_Given problem_
Repeat the lines below exactly as they appear, but leave out the images.

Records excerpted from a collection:
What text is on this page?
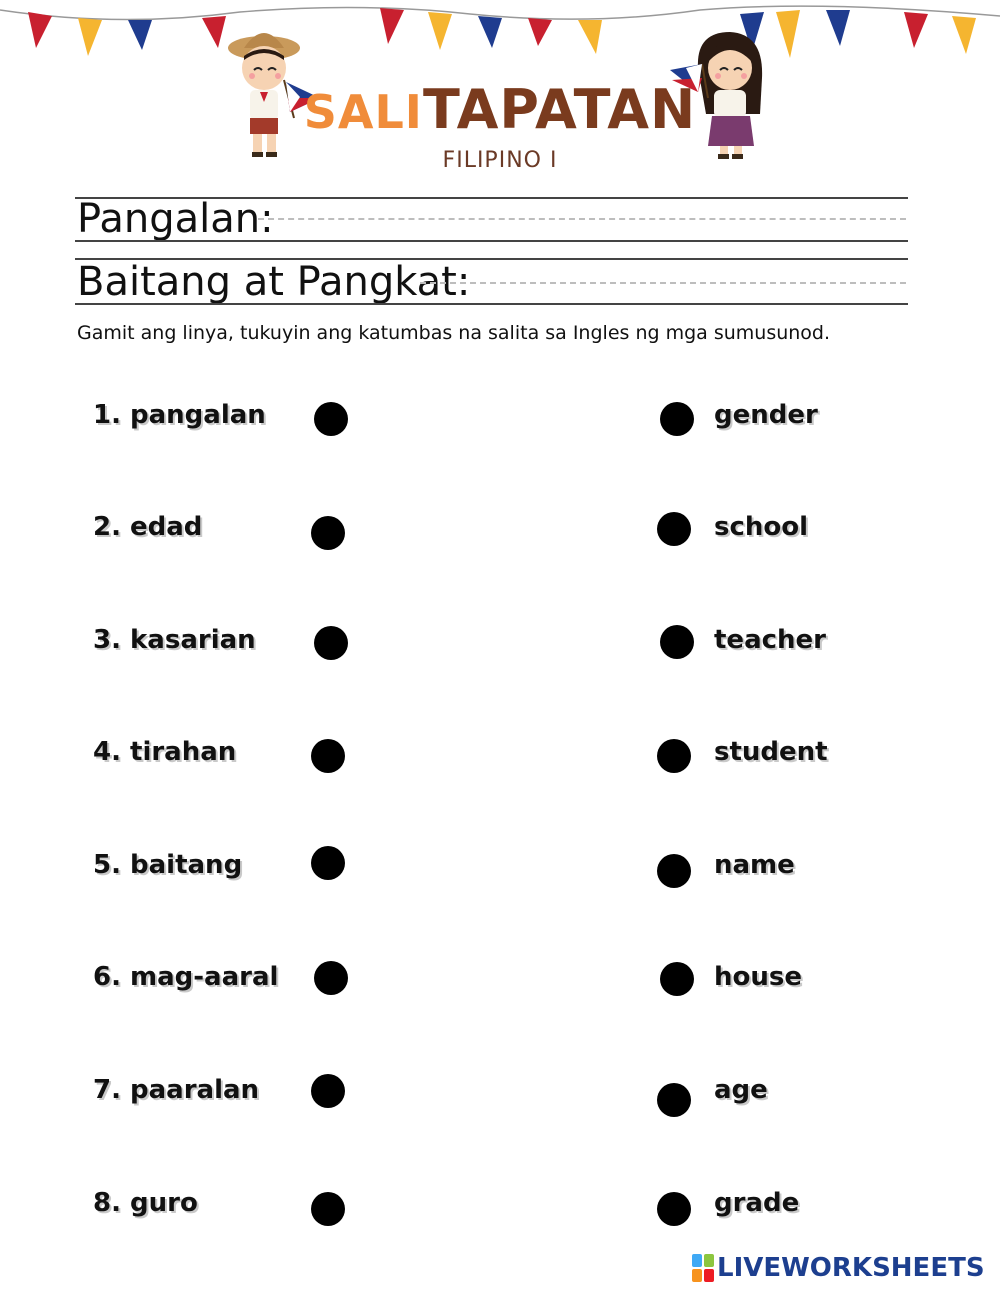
SALITAPATAN
FILIPINO I
Pangalan:
Baitang at Pangkat:
Gamit ang linya, tukuyin ang katumbas na salita sa Ingles ng mga sumusunod.
1. pangalan
2. edad
3. kasarian
4. tirahan
5. baitang
6. mag-aaral
7. paaralan
8. guro
gender
school
teacher
student
name
house
age
grade
LIVEWORKSHEETS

_Right answer_
What text is on this page?
SALITAPATAN
FILIPINO I
Pangalan:
Baitang at Pangkat:
Gamit ang linya, tukuyin ang katumbas na salita sa Ingles ng mga sumusunod.
1. pangalan
2. edad
3. kasarian
4. tirahan
5. baitang
6. mag-aaral
7. paaralan
8. guro
gender
school
teacher
student
name
house
age
grade
LIVEWORKSHEETS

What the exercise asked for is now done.